[The problem] Gather every line that includes the word "type", please.

[Materials provided]

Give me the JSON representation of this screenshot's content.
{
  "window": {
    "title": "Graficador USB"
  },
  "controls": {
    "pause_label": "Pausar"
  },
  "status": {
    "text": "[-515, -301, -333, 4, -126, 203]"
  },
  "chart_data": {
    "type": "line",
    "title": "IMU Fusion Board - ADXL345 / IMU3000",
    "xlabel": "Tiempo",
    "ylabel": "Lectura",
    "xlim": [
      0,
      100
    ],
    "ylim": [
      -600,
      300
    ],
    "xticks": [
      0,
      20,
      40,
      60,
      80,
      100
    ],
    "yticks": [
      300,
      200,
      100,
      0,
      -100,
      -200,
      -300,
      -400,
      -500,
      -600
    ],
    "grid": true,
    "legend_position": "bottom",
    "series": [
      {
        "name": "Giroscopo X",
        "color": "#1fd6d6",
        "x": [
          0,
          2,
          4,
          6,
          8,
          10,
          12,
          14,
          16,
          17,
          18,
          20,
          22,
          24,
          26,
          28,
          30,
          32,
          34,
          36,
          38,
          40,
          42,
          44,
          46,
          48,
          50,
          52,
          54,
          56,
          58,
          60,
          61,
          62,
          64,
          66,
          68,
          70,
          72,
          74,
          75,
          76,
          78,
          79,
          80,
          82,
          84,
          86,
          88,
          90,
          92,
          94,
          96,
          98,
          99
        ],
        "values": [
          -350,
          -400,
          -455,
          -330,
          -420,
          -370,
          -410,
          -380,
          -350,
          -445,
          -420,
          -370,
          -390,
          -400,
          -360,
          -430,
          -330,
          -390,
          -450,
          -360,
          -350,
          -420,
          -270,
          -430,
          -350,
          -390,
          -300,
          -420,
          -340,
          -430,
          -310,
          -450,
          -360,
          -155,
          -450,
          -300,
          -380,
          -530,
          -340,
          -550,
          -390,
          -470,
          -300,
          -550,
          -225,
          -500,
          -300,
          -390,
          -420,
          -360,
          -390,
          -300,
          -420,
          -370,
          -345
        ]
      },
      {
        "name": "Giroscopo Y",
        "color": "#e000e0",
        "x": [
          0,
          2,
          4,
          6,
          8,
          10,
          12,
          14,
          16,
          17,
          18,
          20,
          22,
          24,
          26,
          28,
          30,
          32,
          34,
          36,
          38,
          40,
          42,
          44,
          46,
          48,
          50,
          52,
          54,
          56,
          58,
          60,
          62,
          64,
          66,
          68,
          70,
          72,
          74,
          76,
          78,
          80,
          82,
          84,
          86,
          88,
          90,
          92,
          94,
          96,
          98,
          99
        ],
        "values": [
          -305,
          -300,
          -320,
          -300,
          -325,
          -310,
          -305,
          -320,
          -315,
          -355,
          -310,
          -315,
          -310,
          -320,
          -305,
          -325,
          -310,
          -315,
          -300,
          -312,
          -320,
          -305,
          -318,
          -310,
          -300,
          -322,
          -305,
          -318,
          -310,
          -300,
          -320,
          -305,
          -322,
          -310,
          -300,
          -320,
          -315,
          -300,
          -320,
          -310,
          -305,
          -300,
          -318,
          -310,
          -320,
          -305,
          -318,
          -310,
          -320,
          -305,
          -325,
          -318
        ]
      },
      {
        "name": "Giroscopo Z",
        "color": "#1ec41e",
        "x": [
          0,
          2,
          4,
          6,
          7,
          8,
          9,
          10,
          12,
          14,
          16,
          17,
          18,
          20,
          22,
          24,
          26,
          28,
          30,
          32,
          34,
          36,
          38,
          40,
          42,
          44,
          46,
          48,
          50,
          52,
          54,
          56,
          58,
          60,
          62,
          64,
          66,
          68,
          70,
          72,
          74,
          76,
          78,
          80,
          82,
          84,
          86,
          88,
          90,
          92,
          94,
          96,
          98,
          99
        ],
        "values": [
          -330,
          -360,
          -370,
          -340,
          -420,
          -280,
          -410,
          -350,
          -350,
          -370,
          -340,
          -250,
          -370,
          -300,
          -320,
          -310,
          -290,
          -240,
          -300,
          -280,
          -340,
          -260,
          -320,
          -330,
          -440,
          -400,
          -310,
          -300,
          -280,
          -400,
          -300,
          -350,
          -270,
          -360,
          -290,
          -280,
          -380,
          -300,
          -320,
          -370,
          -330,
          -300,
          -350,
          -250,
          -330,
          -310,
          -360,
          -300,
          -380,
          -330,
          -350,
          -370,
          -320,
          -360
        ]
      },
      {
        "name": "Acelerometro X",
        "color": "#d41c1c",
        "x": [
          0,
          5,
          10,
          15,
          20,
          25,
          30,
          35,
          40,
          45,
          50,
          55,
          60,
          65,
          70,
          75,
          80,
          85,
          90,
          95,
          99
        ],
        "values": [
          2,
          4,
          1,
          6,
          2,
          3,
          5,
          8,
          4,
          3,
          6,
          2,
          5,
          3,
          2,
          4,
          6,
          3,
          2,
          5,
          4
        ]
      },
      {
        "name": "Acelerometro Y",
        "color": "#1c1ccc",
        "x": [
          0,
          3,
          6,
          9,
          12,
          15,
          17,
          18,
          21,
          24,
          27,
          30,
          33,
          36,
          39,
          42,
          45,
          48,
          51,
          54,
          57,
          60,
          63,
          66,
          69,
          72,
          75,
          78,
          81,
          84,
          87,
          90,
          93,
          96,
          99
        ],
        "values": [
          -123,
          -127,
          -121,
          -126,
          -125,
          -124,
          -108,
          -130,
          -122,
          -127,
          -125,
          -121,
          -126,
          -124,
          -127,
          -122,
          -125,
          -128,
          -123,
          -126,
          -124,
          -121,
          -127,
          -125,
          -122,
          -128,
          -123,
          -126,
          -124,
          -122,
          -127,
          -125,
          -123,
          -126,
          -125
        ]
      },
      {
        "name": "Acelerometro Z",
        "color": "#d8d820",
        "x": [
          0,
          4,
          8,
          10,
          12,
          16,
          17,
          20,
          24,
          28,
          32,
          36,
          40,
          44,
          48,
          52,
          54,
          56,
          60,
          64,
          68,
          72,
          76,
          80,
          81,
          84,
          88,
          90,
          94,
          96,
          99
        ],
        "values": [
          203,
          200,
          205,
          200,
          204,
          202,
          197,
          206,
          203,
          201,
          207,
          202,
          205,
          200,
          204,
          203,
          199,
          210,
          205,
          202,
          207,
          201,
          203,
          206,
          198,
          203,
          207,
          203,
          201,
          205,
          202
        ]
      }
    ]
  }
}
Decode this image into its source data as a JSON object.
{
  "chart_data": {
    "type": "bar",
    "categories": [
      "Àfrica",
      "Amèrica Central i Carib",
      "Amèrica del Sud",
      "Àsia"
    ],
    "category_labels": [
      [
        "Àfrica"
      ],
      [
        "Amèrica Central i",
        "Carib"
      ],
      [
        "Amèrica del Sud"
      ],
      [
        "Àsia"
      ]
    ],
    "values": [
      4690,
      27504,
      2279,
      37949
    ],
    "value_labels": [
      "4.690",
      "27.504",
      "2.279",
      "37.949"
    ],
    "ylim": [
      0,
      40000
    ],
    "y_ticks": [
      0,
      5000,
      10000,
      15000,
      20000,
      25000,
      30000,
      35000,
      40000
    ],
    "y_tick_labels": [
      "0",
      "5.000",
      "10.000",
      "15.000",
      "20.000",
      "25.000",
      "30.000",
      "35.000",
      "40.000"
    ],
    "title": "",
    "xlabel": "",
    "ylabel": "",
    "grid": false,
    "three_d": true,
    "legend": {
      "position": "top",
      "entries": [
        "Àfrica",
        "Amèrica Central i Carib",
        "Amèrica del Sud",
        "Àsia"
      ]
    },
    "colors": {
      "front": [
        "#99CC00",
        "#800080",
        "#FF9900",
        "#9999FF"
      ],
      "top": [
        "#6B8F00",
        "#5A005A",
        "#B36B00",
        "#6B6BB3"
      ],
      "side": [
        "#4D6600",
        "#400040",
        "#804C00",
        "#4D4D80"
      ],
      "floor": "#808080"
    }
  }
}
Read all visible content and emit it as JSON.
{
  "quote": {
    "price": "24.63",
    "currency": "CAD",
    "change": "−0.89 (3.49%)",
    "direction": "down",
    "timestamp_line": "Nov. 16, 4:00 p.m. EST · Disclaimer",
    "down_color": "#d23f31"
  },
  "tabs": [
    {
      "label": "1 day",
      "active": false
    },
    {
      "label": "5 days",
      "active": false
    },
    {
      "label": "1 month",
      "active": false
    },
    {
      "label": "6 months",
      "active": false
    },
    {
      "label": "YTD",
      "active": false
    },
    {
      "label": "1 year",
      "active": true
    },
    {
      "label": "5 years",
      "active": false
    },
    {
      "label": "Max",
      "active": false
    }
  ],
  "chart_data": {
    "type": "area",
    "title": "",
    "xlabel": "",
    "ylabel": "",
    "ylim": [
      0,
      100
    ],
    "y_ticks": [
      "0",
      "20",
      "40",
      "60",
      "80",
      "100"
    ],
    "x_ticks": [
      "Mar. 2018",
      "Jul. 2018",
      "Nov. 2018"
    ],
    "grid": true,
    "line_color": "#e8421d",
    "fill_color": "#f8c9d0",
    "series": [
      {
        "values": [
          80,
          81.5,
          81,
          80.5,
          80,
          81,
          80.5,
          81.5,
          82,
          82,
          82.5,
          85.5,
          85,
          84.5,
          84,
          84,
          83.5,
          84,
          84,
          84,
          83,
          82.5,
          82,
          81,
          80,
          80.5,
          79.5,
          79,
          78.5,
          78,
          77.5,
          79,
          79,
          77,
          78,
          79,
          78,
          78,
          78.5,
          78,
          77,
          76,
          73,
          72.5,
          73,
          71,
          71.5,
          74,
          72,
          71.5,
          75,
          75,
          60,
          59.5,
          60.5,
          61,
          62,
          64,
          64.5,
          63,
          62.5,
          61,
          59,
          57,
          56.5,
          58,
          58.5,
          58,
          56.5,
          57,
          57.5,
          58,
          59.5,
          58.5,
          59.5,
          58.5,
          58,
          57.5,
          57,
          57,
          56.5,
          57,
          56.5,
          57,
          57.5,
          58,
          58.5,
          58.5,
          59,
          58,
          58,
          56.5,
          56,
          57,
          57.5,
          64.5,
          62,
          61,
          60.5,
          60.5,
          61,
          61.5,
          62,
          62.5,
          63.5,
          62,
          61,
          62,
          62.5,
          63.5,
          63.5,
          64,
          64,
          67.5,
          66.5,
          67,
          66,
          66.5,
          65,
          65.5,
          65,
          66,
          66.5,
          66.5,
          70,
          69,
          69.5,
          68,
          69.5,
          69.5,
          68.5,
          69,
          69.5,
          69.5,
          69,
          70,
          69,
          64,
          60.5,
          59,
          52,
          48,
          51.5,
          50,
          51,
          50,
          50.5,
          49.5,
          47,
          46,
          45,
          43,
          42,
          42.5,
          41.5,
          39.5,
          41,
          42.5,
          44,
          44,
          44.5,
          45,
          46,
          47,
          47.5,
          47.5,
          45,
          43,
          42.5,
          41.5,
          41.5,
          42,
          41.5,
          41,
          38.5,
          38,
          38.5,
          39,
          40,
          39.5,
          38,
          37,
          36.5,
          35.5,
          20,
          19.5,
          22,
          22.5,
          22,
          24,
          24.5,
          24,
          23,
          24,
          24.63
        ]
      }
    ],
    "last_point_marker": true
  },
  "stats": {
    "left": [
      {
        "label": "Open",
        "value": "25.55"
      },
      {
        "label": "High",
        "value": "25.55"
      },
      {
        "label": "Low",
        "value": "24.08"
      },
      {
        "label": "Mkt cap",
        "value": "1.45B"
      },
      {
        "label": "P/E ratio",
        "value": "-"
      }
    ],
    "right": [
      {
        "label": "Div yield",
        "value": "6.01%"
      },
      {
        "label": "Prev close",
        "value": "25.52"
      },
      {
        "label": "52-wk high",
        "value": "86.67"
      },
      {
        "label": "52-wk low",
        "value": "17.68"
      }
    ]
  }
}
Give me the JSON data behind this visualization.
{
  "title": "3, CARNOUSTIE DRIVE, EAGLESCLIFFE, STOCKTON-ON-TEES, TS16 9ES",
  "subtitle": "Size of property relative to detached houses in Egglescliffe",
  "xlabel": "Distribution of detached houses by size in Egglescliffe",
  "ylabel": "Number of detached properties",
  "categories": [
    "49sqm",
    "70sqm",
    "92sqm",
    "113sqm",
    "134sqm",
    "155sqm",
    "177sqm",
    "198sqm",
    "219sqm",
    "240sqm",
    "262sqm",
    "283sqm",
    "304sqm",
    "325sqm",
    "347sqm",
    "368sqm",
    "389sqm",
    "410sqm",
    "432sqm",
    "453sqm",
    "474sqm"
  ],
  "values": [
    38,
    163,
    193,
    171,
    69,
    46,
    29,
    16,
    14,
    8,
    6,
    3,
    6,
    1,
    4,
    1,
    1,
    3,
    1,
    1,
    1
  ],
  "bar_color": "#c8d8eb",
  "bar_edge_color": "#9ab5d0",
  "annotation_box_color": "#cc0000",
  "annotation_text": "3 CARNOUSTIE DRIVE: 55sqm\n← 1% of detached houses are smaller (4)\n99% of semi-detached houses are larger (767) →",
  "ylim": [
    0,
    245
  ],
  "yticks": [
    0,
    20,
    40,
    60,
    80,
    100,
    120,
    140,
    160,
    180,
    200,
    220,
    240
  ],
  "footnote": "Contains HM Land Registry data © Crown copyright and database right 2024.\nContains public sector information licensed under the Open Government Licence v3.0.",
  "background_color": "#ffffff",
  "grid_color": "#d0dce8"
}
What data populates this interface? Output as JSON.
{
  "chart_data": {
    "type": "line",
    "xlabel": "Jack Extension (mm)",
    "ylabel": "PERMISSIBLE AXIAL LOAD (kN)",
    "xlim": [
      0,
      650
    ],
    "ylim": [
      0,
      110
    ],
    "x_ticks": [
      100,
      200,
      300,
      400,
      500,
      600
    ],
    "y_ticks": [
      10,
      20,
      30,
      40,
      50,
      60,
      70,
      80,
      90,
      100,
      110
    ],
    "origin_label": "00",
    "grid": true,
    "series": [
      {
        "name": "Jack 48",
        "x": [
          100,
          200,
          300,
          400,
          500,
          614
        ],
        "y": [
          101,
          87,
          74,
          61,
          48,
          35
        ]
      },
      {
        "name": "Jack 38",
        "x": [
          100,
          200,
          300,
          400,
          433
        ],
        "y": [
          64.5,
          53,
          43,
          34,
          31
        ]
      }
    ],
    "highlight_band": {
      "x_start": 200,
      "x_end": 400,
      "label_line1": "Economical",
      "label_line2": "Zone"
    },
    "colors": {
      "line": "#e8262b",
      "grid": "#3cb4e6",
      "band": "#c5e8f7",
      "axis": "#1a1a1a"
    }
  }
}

[Exercise solution]
    "type": "line",
    "type": "bar",
    "type": "area",
    "type": "line",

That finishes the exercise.